Kaynak Metin
15 Mart 2013 Cuma

Argo

"4 Kasım 1979'da İranlı militanlar Tahran'daki Amerikan Büyükelçiliği'ni basıp 52 kişiyi rehin alır. Altı Amerikalı diplomat kaçmayı başarıp Kanada Konsolosu'nun evine sığınır. Bu altı Amerikalı'yı kurtarmak için CIA ajanı Tony Mendez tarafından hazırlanan plan çok büyük riskler taşımaktadır..."

"Based on the declassified true story..."

A.B.D'nin desteğiyle İran'ı yöneten Şah Muhammed Rıza Pehlevi 1979 senesindeki İran devrimi sırasında kaçarak A.B.D'ye sığınır. İran halkı, kendine büyük zulümler ederken servetine servet katan Şah'ı, idam etmek için, Amerikan Hükümeti'nden istemektedir. Amerikan Hükümeti'nin Şah'ı teslim etmemesi üzerine öfkesi her geçen gün artan İran halkının büyükelçiliğe yaptığı baskında kaçmayı başaran altı diplomat 79 gün boyunca Kanadalı bir konsolosluk görevlisinin evinde kalır. A.B.D hükümeti diplomatların kurtarılması için CIA ajanı Tony Mendez'e yetki verir. Tony Mendez'in planı ise altı rehineyi, çekilecek Argo adlı filmin Kanada'lı yapım ekibi olarak gösterip ülkeden çıkarmaktır. Başarıyla gerçekleşen bu kurtarma operasyonu tam 18 sene gizli kalır. 1997'de Clinton tarafından operasyonun gizliliği kaldırılır ve Mendez'e madalyası iade edilir.

Yapılacak Görevler
**1)** Argo filmini anlatan metinde "A.B.D'nin desteğiyle İran'ı" ifadesini içeren sözcüklerle açılıp "madalyası iade edilir." ile kapanan bölümü birebir kopyalayın.
**2)** Argo filmini anlatan metnin son cümlesinden sonra gelecek devamını yazın.

Veri Kayıtları
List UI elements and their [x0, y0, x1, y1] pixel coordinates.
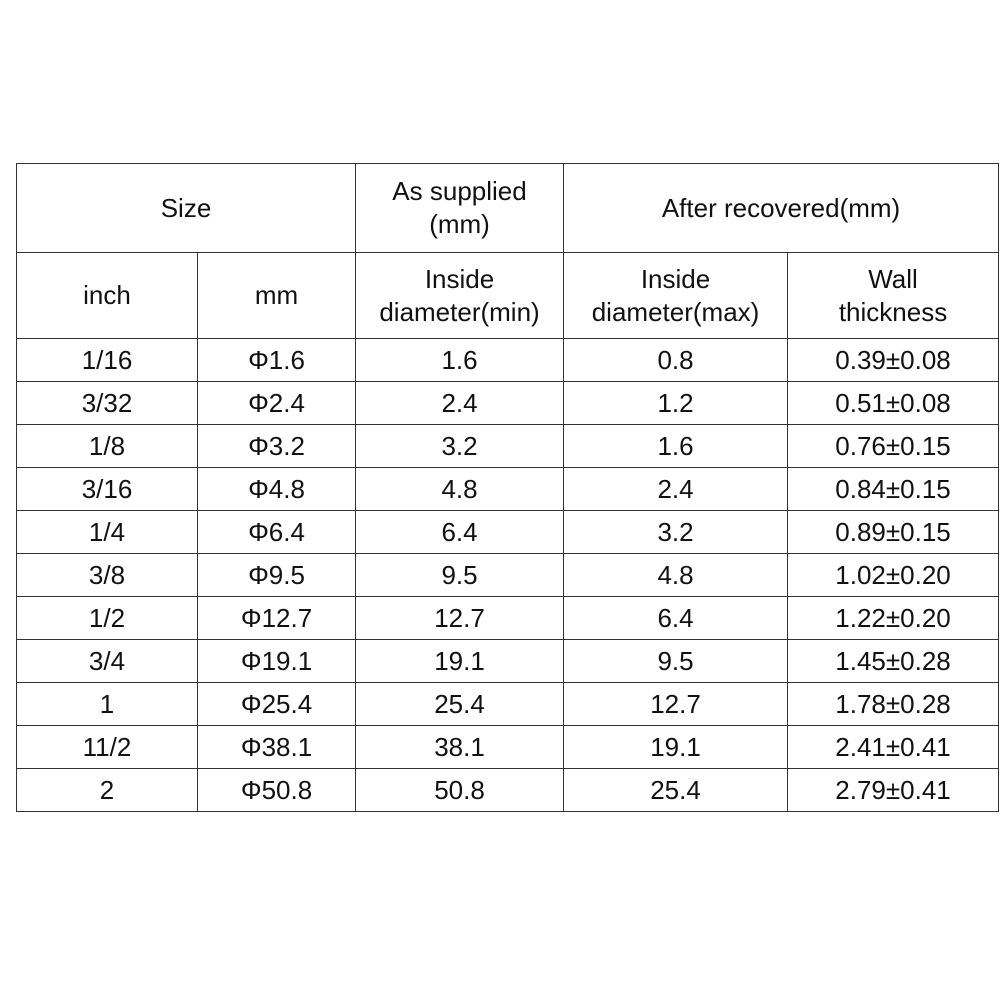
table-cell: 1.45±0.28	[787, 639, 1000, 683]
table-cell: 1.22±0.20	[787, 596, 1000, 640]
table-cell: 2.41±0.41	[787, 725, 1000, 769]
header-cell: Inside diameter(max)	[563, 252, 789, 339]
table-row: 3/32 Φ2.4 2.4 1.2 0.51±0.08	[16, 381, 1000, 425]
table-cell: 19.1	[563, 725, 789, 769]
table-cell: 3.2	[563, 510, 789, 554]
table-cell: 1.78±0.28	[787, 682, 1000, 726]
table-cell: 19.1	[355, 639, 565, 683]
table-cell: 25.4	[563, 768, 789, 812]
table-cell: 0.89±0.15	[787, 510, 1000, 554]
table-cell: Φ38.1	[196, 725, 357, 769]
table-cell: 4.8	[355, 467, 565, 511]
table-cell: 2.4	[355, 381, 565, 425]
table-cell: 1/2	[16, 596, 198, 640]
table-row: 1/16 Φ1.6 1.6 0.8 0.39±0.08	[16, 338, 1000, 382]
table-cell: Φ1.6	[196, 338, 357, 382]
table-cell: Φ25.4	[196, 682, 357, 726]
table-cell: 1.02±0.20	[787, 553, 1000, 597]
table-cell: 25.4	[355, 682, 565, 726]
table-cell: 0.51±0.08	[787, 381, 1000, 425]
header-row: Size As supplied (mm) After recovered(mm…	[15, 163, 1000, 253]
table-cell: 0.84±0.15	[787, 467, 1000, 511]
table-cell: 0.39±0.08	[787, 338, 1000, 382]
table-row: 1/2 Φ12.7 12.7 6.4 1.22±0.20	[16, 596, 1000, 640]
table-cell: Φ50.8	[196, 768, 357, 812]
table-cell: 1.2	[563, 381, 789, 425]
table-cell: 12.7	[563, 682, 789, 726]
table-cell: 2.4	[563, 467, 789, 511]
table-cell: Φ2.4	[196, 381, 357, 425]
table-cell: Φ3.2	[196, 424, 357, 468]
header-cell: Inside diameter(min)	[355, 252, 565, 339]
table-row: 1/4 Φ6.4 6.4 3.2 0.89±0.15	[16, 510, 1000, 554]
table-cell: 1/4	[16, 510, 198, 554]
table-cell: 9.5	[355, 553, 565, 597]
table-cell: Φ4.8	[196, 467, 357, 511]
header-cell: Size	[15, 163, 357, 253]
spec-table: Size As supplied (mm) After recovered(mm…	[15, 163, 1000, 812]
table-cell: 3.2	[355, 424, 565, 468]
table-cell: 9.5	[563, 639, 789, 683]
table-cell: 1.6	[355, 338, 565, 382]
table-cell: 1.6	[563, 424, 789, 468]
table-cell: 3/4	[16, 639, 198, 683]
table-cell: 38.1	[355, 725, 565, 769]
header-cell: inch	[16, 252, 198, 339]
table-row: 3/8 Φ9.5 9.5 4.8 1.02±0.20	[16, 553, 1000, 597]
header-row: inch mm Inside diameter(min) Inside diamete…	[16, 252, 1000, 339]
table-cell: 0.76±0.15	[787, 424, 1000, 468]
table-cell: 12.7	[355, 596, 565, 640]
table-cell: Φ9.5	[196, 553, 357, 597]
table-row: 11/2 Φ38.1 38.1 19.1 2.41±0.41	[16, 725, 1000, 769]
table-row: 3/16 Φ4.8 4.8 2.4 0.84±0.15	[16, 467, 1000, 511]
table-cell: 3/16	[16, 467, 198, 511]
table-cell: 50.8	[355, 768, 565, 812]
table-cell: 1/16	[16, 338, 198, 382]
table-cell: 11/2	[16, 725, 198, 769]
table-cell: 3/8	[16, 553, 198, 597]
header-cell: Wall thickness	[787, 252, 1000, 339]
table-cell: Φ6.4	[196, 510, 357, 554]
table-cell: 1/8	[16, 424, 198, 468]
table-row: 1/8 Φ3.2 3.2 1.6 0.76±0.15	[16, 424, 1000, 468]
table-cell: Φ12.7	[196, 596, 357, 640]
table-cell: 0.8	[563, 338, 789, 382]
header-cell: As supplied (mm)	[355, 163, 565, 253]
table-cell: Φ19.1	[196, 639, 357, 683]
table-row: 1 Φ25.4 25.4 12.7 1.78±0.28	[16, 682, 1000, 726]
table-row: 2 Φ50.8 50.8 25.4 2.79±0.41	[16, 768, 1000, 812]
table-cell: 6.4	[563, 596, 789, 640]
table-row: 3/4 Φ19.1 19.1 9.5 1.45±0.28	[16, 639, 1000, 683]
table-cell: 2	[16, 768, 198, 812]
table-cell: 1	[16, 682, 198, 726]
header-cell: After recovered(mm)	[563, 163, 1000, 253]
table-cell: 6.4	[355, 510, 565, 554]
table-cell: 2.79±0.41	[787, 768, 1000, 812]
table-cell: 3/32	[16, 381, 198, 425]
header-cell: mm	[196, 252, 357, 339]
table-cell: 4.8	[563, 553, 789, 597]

* * *

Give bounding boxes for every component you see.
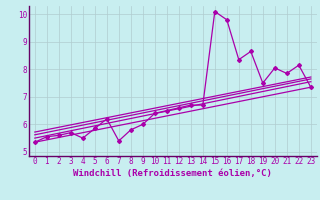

---

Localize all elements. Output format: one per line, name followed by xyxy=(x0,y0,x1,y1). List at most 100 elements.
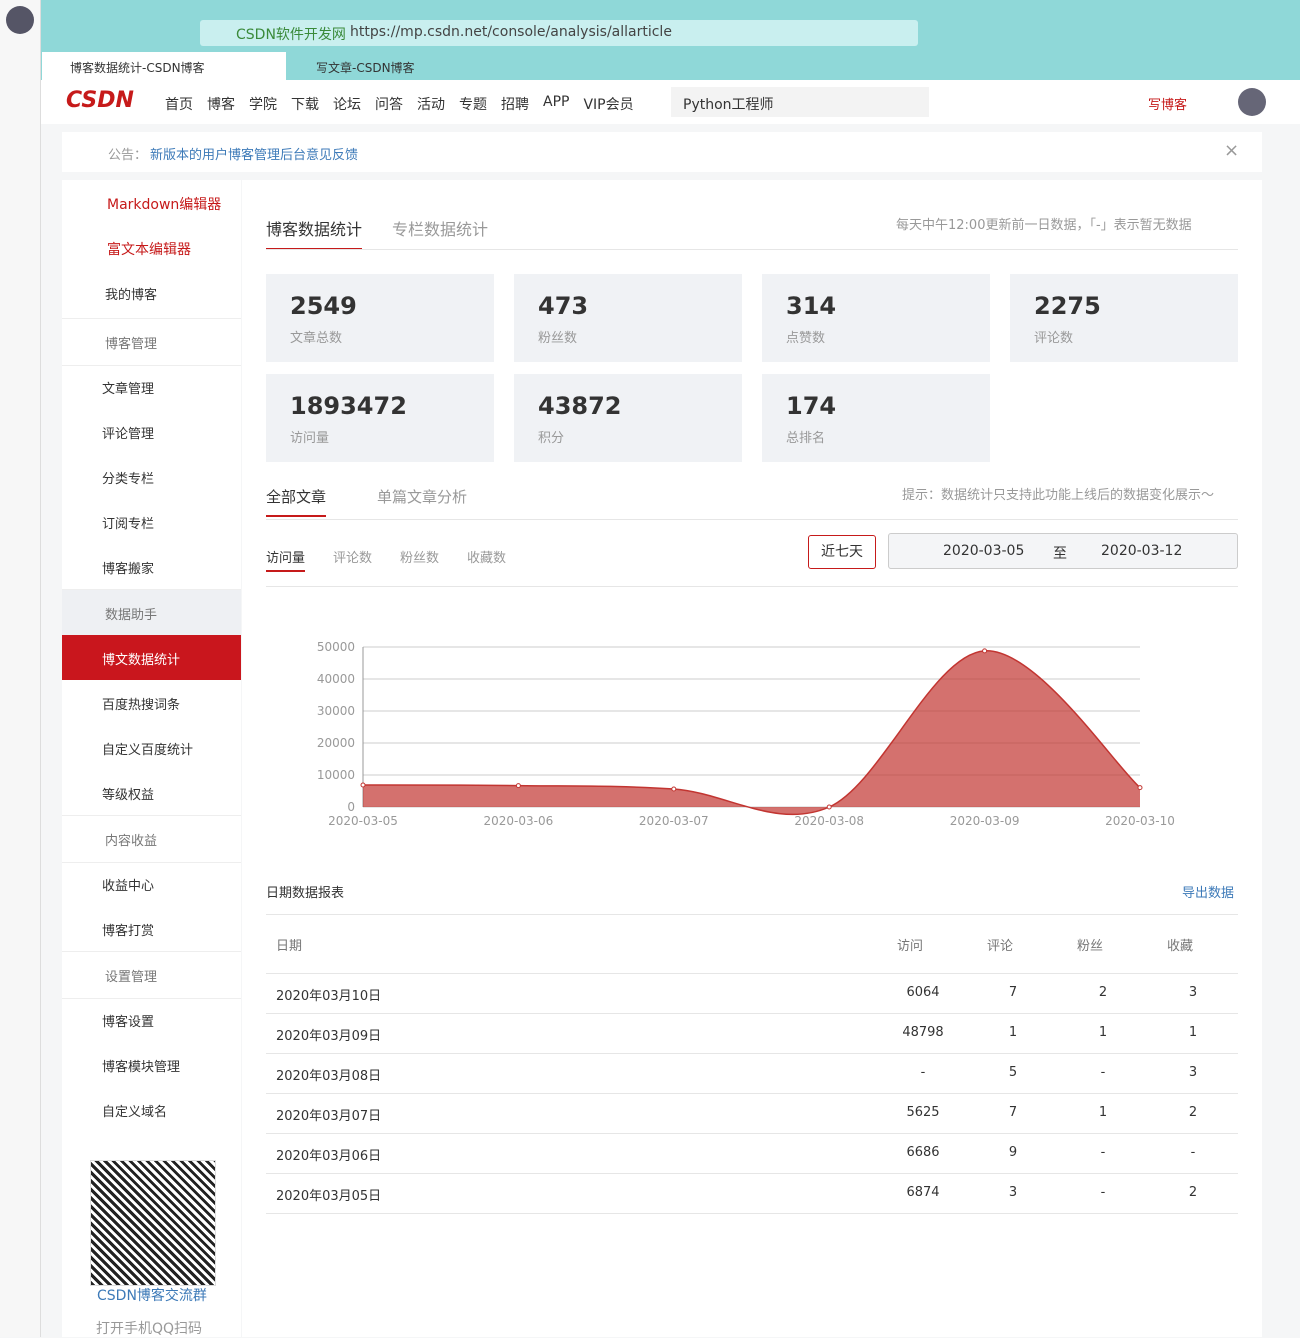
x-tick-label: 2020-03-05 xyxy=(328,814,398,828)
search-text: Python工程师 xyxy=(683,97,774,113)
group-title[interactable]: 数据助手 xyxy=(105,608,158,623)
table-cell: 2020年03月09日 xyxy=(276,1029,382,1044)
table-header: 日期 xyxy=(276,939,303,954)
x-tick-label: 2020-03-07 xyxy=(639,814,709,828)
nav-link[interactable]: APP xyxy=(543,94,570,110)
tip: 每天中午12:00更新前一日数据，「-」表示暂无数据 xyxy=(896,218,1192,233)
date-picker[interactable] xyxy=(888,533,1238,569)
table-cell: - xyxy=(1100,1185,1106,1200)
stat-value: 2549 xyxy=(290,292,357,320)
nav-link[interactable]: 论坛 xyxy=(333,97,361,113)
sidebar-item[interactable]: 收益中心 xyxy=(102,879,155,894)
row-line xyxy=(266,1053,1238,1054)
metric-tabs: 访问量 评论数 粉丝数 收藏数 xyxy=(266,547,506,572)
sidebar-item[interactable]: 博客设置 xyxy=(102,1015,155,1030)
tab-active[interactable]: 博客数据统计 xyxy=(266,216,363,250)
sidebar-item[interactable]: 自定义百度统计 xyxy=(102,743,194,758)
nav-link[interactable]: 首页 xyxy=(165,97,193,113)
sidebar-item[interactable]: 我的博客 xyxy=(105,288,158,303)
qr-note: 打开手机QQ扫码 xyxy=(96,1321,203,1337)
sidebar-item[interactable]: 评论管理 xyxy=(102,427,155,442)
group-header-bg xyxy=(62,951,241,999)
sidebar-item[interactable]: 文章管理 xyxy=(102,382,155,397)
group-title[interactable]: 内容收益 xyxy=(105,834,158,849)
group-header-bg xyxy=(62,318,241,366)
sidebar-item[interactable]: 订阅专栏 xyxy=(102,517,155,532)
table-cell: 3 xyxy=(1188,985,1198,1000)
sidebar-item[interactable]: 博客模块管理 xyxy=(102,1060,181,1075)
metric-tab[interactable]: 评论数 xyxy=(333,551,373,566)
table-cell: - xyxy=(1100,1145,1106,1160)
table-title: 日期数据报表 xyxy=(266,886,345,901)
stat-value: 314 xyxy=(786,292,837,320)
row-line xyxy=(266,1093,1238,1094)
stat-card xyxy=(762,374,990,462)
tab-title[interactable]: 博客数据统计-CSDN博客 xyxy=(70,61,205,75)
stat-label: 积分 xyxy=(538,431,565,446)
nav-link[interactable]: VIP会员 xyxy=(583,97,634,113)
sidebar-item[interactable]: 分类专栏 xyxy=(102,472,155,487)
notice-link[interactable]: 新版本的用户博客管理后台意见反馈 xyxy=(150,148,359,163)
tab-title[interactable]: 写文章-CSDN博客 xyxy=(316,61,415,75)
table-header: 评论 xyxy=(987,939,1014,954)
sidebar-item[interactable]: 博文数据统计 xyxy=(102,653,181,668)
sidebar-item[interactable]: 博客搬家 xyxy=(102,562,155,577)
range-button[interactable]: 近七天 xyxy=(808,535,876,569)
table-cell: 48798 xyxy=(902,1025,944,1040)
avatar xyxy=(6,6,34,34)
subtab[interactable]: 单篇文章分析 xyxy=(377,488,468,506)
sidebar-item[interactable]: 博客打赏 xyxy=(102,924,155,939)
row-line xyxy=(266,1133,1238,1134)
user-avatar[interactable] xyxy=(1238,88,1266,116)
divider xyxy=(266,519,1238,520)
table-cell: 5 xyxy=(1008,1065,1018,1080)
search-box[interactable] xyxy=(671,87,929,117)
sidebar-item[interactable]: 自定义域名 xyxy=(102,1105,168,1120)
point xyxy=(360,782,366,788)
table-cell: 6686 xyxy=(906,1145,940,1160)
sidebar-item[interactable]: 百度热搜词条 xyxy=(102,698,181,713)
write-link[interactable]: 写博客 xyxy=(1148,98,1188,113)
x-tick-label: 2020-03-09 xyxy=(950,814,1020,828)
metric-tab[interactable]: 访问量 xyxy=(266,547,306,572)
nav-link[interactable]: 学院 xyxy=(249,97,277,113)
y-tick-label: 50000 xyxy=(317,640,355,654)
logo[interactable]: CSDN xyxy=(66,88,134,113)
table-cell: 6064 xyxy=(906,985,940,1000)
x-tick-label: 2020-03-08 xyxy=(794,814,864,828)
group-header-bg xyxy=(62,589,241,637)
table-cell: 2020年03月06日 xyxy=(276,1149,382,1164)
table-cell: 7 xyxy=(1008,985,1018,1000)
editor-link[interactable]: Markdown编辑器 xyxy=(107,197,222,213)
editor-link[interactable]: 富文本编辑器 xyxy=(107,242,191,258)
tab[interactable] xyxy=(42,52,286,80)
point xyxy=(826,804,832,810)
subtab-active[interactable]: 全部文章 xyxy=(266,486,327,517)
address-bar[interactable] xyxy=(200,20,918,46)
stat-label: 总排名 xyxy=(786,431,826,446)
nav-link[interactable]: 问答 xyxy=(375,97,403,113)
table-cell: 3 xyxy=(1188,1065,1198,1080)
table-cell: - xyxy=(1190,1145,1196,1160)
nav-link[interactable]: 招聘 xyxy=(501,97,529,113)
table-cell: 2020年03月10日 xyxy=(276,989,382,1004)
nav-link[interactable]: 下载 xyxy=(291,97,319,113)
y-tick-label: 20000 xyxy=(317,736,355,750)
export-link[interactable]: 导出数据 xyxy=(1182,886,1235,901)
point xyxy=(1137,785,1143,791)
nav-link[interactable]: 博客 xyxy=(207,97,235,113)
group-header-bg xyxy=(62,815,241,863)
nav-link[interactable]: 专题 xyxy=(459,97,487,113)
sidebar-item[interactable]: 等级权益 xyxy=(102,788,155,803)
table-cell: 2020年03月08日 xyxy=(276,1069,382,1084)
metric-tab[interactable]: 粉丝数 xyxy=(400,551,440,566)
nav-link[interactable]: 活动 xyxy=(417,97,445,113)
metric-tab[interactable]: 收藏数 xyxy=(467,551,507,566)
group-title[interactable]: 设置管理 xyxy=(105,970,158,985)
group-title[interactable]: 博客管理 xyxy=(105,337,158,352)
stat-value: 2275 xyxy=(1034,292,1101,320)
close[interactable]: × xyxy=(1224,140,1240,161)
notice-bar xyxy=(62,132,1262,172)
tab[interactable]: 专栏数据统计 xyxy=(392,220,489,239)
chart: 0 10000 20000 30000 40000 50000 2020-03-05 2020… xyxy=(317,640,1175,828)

Yanıtlar
**1)**
A.B.D'nin desteğiyle İran'ı yöneten Şah Muhammed Rıza Pehlevi 1979 senesindeki İran devrimi sırasında kaçarak A.B.D'ye sığınır. İran halkı, kendine büyük zulümler ederken servetine servet katan Şah'ı, idam etmek için, Amerikan Hükümeti'nden istemektedir. Amerikan Hükümeti'nin Şah'ı teslim etmemesi üzerine öfkesi her geçen gün artan İran halkının büyükelçiliğe yaptığı baskında kaçmayı başaran altı diplomat 79 gün boyunca Kanadalı bir konsolosluk görevlisinin evinde kalır. A.B.D hükümeti diplomatların kurtarılması için CIA ajanı Tony Mendez'e yetki verir. Tony Mendez'in planı ise altı rehineyi, çekilecek Argo adlı filmin Kanada'lı yapım ekibi olarak gösterip ülkeden çıkarmaktır. Başarıyla gerçekleşen bu kurtarma operasyonu tam 18 sene gizli kalır. 1997'de Clinton tarafından operasyonun gizliliği kaldırılır ve Mendez'e madalyası iade edilir.

**2)**
Filmde beni rahatsız eden bir kaç detay var: (Dikkat; Bu kısım biraz spoil içeriyor!)
1- 52 kişi rehin alınıyor. 6 kişi kaçıp konsolosluğa sığınıyor. Ve Amerikan hükümeti sadece bu 6 kişiyi kurtarmanın derdinde. Film boyunca diğer rehinelerin esamesi okunmuyor. Böyle bir gözden çıkarma görmedim ben!
2- Filmde İranlıların öfkesi o kadar dayanaksız ve aptalca gösterilmiş ki, kabul edilir değil. Sen (A.B.D) bir adamı (Şah Muhammed Rıza Pehlevi) ülkenin başına getir (petrol için), onun yaptığı tüm kötülükleri destekle ve sonra senelerce her tür kötülüğe dayanan halktan sakin olmasını bekle. Komik tabi.
3- Kanada Konsolosu'nun evine sığınan altı diplomatın 79 gün boyunca o evde yaşadıkları. Korkuyu, üzüntüyü sadece bir kaç kısa sahnede görebildim. Bunun dışında yemekler, içkiler, sohbetler, müzikler.. O kadar rahat görünüyorlardı ki, yakalandıkları anda işkence görebileceklerine ya da öldürülebileceklerine inanmak biraz zordu.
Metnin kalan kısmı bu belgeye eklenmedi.